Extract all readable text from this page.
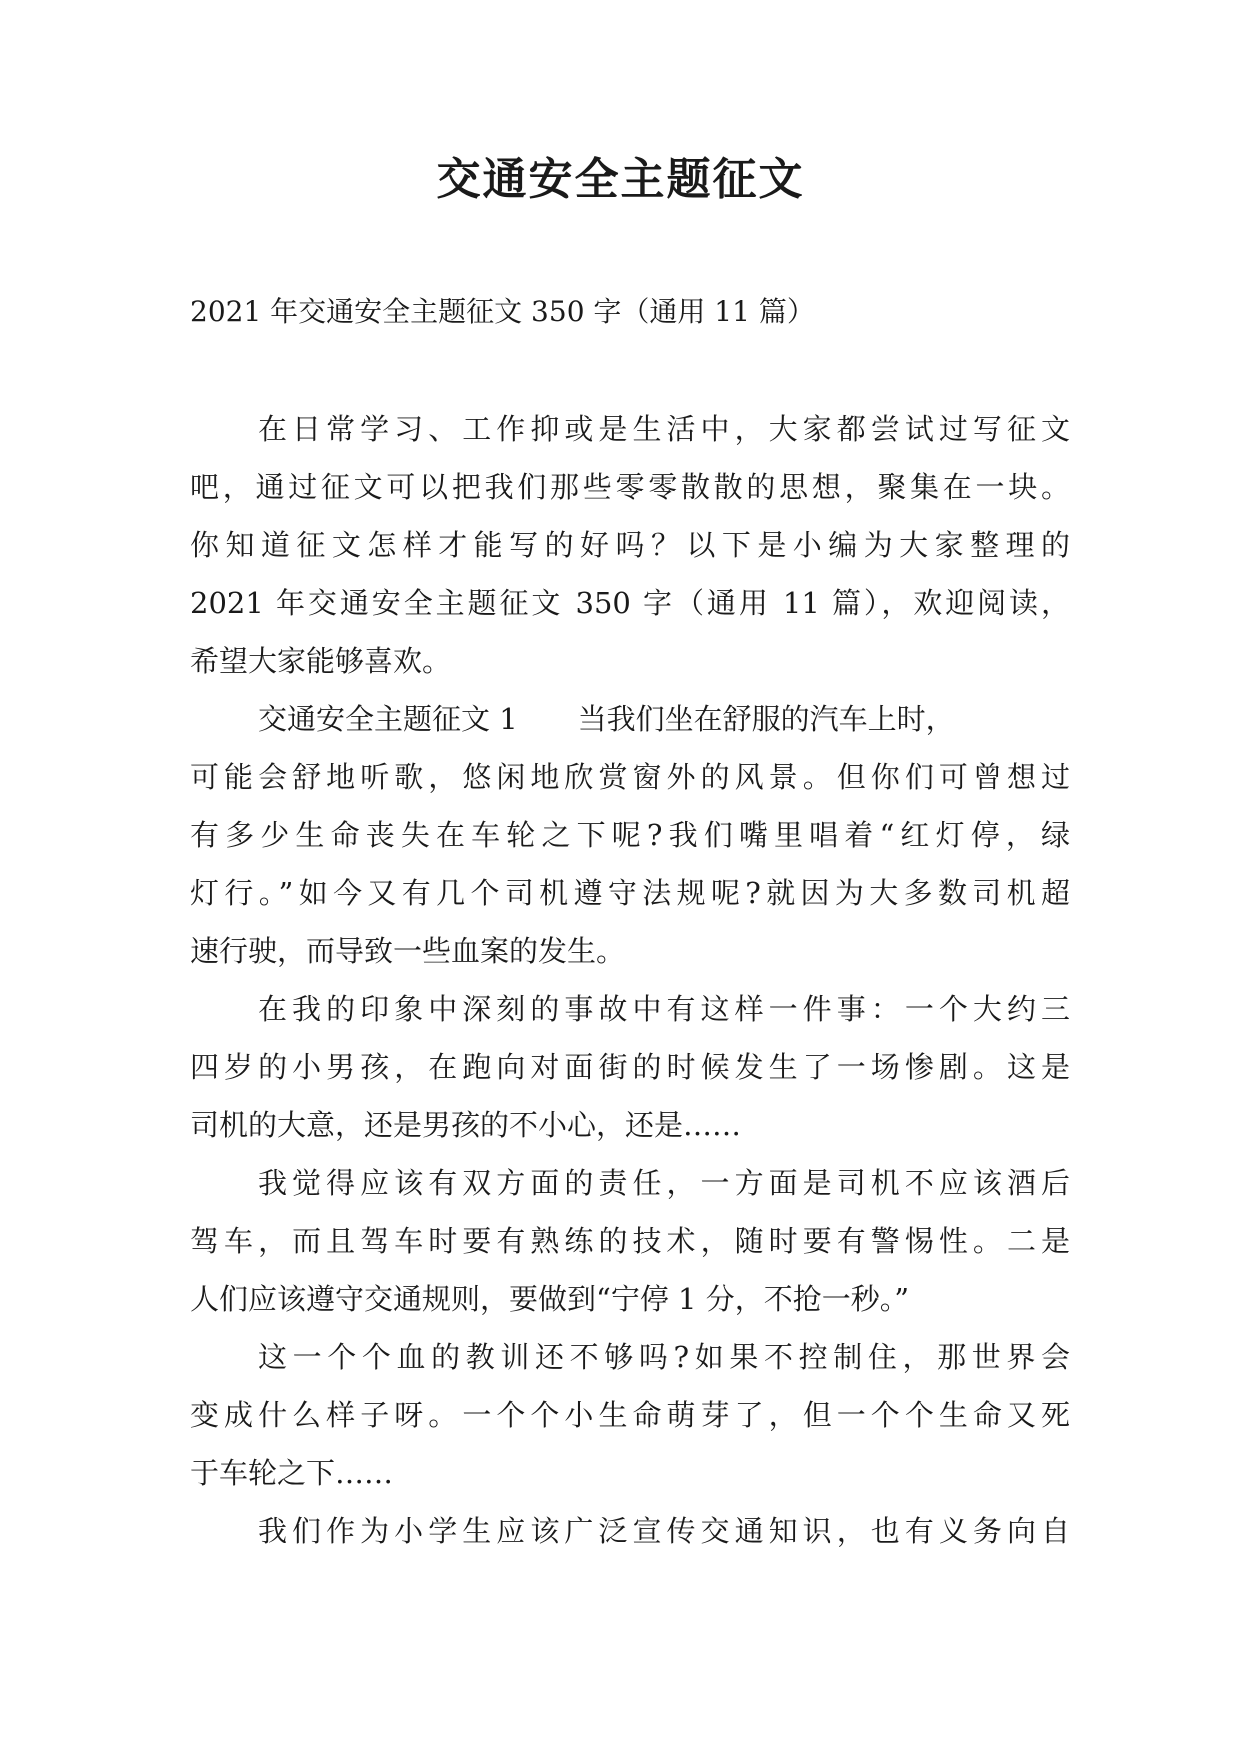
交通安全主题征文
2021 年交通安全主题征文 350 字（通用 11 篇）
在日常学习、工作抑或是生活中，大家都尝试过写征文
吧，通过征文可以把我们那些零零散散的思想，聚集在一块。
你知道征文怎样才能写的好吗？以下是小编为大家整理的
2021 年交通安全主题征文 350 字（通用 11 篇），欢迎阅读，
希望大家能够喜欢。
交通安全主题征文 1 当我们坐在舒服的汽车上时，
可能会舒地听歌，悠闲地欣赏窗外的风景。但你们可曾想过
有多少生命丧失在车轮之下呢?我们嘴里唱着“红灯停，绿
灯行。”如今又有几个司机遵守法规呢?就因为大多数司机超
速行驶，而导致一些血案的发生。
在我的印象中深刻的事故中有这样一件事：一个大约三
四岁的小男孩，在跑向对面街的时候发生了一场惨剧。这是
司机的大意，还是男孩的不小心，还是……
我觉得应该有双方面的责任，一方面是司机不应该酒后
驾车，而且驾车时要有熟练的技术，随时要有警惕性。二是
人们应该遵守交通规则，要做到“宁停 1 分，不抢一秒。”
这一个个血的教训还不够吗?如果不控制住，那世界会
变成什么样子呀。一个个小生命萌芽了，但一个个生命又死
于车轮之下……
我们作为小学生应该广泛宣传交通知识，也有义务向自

_ _ _ _ _ _ _

WRITTEN TASK ▸ Copy out every line from the data above that has "年交通安全主题征文" in it.

WRITTEN SOLUTION ▸
2021 年交通安全主题征文 350 字（通用 11 篇）
2021 年交通安全主题征文 350 字（通用 11 篇），欢迎阅读，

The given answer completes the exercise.